--- Data records ---

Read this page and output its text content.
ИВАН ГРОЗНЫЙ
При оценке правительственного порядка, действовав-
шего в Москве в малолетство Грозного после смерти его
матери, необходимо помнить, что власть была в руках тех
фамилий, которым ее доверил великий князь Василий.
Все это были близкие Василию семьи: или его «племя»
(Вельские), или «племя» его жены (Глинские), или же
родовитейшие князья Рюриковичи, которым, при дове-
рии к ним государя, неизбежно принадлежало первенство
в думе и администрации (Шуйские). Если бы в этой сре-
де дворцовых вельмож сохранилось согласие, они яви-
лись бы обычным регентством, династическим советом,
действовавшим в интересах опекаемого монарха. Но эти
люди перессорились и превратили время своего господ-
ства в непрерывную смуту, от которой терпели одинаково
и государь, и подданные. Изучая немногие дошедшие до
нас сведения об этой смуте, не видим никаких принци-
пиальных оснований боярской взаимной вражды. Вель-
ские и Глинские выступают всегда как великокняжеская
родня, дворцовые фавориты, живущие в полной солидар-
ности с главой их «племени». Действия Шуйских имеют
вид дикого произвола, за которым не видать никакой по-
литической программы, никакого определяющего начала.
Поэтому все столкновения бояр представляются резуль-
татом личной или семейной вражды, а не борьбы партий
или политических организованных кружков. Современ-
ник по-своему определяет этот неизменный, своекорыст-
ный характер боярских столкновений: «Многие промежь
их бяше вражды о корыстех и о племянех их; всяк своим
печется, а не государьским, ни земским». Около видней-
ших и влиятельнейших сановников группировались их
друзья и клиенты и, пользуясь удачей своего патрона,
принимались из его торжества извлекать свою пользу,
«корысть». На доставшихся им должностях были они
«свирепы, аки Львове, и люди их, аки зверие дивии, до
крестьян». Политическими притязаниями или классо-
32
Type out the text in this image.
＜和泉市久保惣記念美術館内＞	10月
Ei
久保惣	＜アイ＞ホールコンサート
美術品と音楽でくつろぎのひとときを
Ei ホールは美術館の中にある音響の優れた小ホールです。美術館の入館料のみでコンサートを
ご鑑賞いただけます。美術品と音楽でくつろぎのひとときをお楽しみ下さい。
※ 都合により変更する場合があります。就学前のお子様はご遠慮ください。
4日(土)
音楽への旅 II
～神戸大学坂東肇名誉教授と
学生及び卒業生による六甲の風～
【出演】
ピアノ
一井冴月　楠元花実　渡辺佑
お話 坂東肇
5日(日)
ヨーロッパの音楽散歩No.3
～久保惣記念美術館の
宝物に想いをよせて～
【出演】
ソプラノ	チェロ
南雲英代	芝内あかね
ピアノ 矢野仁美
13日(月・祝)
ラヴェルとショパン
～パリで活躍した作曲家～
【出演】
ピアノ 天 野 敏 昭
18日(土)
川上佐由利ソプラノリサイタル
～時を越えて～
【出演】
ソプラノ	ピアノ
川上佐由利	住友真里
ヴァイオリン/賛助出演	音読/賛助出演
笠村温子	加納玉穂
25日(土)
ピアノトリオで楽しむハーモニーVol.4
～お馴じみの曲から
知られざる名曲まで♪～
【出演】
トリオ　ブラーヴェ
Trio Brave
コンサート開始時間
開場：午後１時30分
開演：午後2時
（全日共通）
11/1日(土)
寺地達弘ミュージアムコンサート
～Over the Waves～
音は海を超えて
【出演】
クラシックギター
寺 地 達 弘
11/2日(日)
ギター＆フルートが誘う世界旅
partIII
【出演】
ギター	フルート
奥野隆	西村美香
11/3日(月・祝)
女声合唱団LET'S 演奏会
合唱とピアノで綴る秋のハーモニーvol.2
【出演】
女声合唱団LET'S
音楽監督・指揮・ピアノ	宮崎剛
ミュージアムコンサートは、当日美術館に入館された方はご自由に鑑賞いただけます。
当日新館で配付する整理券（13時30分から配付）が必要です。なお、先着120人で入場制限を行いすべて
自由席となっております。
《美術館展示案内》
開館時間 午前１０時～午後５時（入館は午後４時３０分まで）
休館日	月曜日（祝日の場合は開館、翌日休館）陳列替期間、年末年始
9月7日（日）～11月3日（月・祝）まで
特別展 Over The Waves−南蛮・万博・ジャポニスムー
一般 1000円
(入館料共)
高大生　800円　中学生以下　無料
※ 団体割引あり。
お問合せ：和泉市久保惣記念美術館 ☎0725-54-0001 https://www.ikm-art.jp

---

- Do this: Your task is to reproduce all of the records exactly.

- Solution:
Read this page and output its text content.
ИВАН ГРОЗНЫЙ
При оценке правительственного порядка, действовав-
шего в Москве в малолетство Грозного после смерти его
матери, необходимо помнить, что власть была в руках тех
фамилий, которым ее доверил великий князь Василий.
Все это были близкие Василию семьи: или его «племя»
(Вельские), или «племя» его жены (Глинские), или же
родовитейшие князья Рюриковичи, которым, при дове-
рии к ним государя, неизбежно принадлежало первенство
в думе и администрации (Шуйские). Если бы в этой сре-
де дворцовых вельмож сохранилось согласие, они яви-
лись бы обычным регентством, династическим советом,
действовавшим в интересах опекаемого монарха. Но эти
люди перессорились и превратили время своего господ-
ства в непрерывную смуту, от которой терпели одинаково
и государь, и подданные. Изучая немногие дошедшие до
нас сведения об этой смуте, не видим никаких принци-
пиальных оснований боярской взаимной вражды. Вель-
ские и Глинские выступают всегда как великокняжеская
родня, дворцовые фавориты, живущие в полной солидар-
ности с главой их «племени». Действия Шуйских имеют
вид дикого произвола, за которым не видать никакой по-
литической программы, никакого определяющего начала.
Поэтому все столкновения бояр представляются резуль-
татом личной или семейной вражды, а не борьбы партий
или политических организованных кружков. Современ-
ник по-своему определяет этот неизменный, своекорыст-
ный характер боярских столкновений: «Многие промежь
их бяше вражды о корыстех и о племянех их; всяк своим
печется, а не государьским, ни земским». Около видней-
ших и влиятельнейших сановников группировались их
друзья и клиенты и, пользуясь удачей своего патрона,
принимались из его торжества извлекать свою пользу,
«корысть». На доставшихся им должностях были они
«свирепы, аки Львове, и люди их, аки зверие дивии, до
крестьян». Политическими притязаниями или классо-
32
Type out the text in this image.
＜和泉市久保惣記念美術館内＞	10月
Ei
久保惣	＜アイ＞ホールコンサート
美術品と音楽でくつろぎのひとときを
Ei ホールは美術館の中にある音響の優れた小ホールです。美術館の入館料のみでコンサートを
ご鑑賞いただけます。美術品と音楽でくつろぎのひとときをお楽しみ下さい。
※ 都合により変更する場合があります。就学前のお子様はご遠慮ください。
4日(土)
音楽への旅 II
～神戸大学坂東肇名誉教授と
学生及び卒業生による六甲の風～
【出演】
ピアノ
一井冴月　楠元花実　渡辺佑
お話 坂東肇
5日(日)
ヨーロッパの音楽散歩No.3
～久保惣記念美術館の
宝物に想いをよせて～
【出演】
ソプラノ	チェロ
南雲英代	芝内あかね
ピアノ 矢野仁美
13日(月・祝)
ラヴェルとショパン
～パリで活躍した作曲家～
【出演】
ピアノ 天 野 敏 昭
18日(土)
川上佐由利ソプラノリサイタル
～時を越えて～
【出演】
ソプラノ	ピアノ
川上佐由利	住友真里
ヴァイオリン/賛助出演	音読/賛助出演
笠村温子	加納玉穂
25日(土)
ピアノトリオで楽しむハーモニーVol.4
～お馴じみの曲から
知られざる名曲まで♪～
【出演】
トリオ　ブラーヴェ
Trio Brave
コンサート開始時間
開場：午後１時30分
開演：午後2時
（全日共通）
11/1日(土)
寺地達弘ミュージアムコンサート
～Over the Waves～
音は海を超えて
【出演】
クラシックギター
寺 地 達 弘
11/2日(日)
ギター＆フルートが誘う世界旅
partIII
【出演】
ギター	フルート
奥野隆	西村美香
11/3日(月・祝)
女声合唱団LET'S 演奏会
合唱とピアノで綴る秋のハーモニーvol.2
【出演】
女声合唱団LET'S
音楽監督・指揮・ピアノ	宮崎剛
ミュージアムコンサートは、当日美術館に入館された方はご自由に鑑賞いただけます。
当日新館で配付する整理券（13時30分から配付）が必要です。なお、先着120人で入場制限を行いすべて
自由席となっております。
《美術館展示案内》
開館時間 午前１０時～午後５時（入館は午後４時３０分まで）
休館日	月曜日（祝日の場合は開館、翌日休館）陳列替期間、年末年始
9月7日（日）～11月3日（月・祝）まで
特別展 Over The Waves−南蛮・万博・ジャポニスムー
一般 1000円
(入館料共)
高大生　800円　中学生以下　無料
※ 団体割引あり。
お問合せ：和泉市久保惣記念美術館 ☎0725-54-0001 https://www.ikm-art.jp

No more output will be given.